** AIM OF THE TASK **
Count how many lines mention the word "screenshot". Write that number alone.

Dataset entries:
##########

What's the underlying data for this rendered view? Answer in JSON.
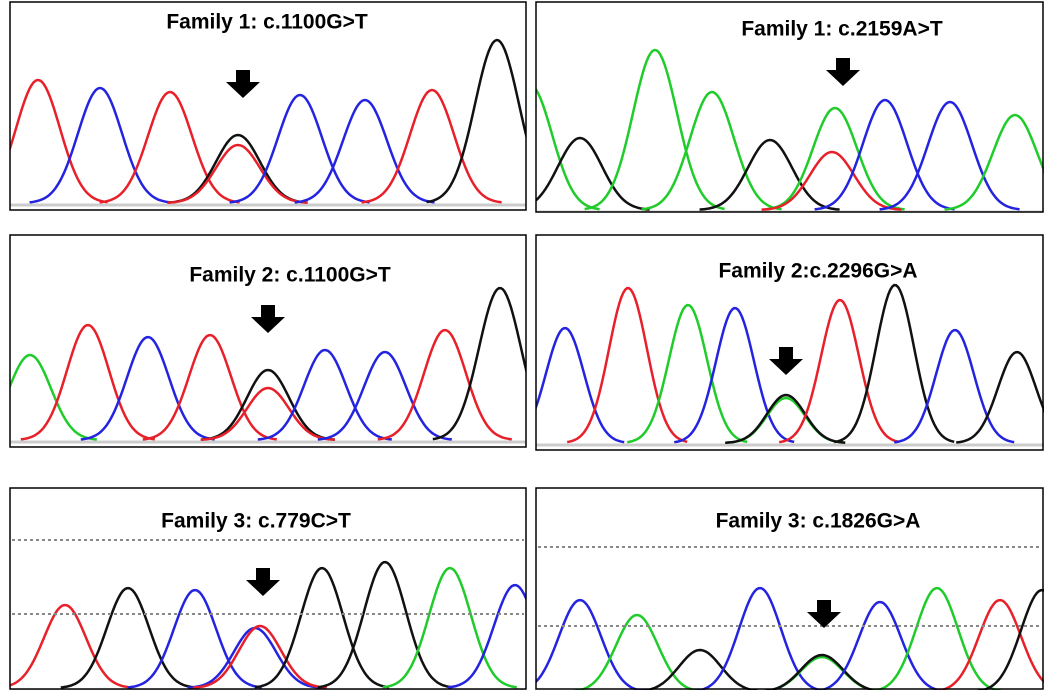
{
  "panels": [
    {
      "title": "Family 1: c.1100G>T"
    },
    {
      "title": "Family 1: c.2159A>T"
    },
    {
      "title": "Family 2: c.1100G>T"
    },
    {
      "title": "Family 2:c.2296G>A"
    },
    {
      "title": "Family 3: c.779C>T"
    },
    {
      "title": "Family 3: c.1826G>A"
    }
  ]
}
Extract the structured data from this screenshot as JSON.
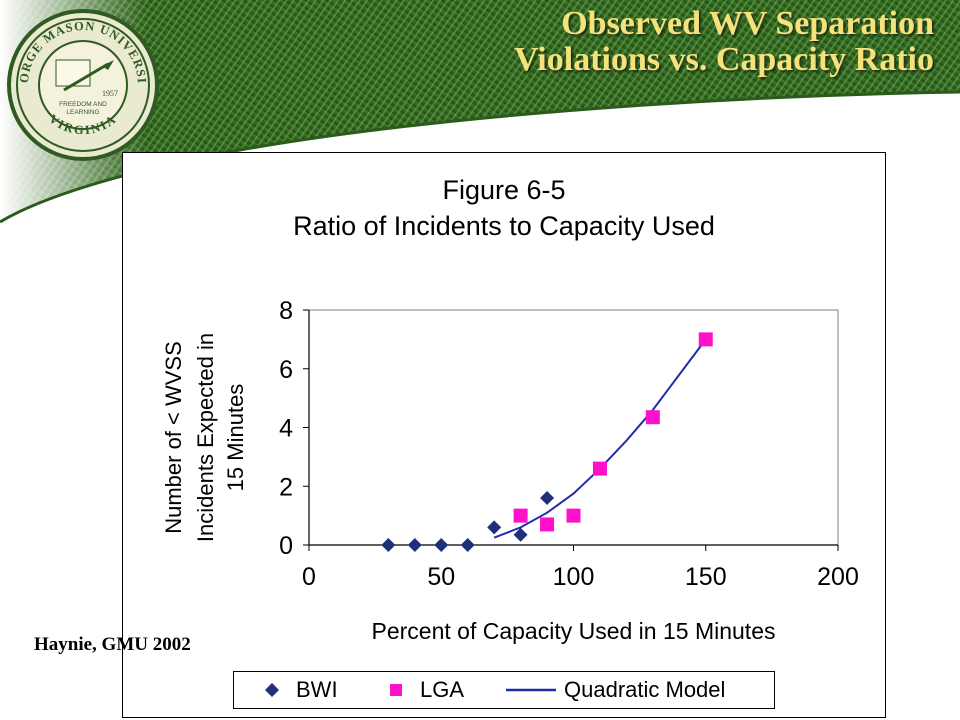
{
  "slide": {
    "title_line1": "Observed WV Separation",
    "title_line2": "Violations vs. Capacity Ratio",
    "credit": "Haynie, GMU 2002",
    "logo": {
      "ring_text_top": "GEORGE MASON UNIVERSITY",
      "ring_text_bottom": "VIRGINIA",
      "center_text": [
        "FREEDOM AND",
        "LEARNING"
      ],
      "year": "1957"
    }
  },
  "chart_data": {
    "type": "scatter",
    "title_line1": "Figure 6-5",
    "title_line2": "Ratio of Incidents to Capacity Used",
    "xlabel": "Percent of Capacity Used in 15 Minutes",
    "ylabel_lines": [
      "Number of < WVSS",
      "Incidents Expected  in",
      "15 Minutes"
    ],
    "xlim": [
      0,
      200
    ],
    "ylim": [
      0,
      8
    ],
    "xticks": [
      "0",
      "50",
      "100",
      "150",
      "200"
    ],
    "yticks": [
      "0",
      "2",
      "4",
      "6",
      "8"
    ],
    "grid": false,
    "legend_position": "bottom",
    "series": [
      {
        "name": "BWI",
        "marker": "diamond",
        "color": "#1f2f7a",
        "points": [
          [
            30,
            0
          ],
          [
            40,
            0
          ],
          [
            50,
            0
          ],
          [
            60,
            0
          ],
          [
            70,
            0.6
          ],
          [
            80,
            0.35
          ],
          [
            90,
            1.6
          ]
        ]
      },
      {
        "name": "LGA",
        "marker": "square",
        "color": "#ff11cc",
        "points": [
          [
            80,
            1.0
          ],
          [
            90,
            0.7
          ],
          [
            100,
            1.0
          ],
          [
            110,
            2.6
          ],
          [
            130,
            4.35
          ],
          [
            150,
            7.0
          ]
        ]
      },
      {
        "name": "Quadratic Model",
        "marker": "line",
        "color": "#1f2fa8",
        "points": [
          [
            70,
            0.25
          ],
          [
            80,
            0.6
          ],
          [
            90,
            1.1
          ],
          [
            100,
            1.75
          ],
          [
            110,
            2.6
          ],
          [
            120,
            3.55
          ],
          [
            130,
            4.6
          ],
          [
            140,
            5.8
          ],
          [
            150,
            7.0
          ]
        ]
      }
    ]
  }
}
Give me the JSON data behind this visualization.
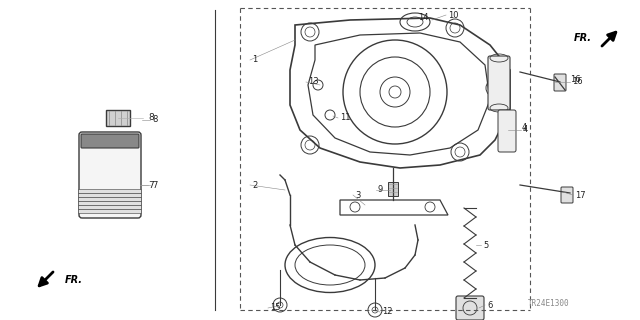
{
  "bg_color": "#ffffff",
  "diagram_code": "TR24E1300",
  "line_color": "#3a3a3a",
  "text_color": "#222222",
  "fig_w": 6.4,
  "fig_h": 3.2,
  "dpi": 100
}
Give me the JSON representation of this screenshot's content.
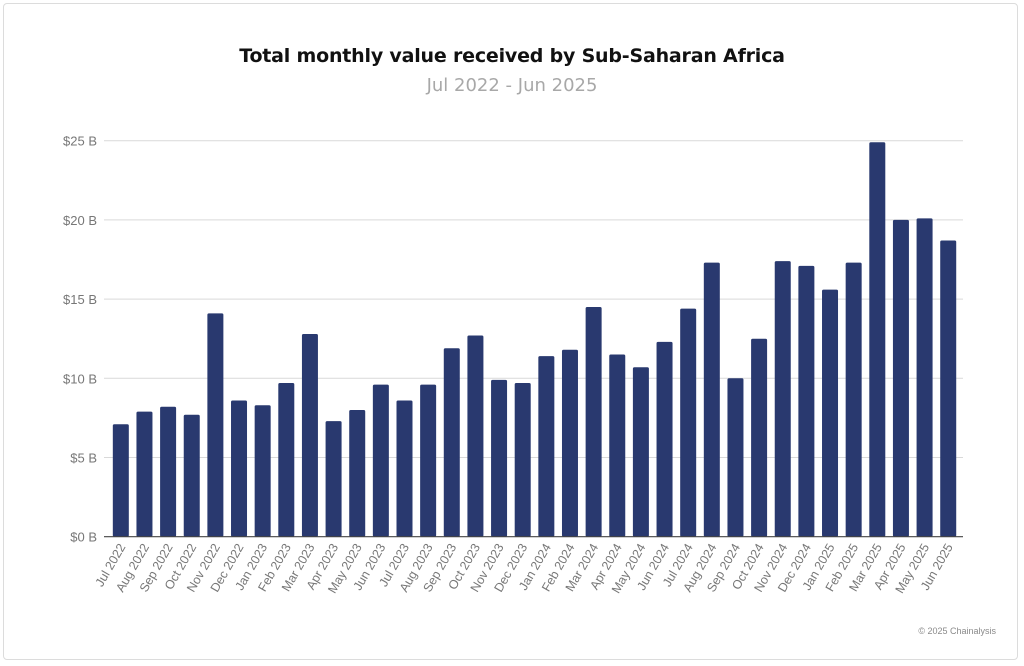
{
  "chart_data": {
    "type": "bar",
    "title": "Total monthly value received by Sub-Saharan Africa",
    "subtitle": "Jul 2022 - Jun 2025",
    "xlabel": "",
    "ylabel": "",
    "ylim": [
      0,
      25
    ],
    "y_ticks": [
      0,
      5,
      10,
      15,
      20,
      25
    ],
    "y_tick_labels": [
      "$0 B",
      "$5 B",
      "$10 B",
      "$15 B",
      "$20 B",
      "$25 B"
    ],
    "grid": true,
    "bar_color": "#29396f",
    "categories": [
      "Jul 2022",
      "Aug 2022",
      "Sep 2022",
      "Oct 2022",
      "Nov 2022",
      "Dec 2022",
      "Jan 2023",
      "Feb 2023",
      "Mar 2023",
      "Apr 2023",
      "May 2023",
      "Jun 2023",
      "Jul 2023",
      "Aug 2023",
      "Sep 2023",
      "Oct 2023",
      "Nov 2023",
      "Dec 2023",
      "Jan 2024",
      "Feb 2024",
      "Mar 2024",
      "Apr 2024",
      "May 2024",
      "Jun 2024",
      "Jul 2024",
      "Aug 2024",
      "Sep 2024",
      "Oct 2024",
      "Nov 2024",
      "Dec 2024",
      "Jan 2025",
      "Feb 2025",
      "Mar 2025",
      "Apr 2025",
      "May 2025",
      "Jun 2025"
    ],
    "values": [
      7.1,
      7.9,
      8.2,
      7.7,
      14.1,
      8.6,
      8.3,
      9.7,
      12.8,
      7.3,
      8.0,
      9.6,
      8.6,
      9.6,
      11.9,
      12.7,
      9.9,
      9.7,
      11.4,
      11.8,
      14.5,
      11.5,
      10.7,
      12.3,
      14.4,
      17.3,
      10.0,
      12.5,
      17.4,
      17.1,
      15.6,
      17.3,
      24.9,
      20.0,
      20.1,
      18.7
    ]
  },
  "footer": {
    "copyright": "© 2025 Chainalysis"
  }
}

##########

** EXPECTED ANSWER **
2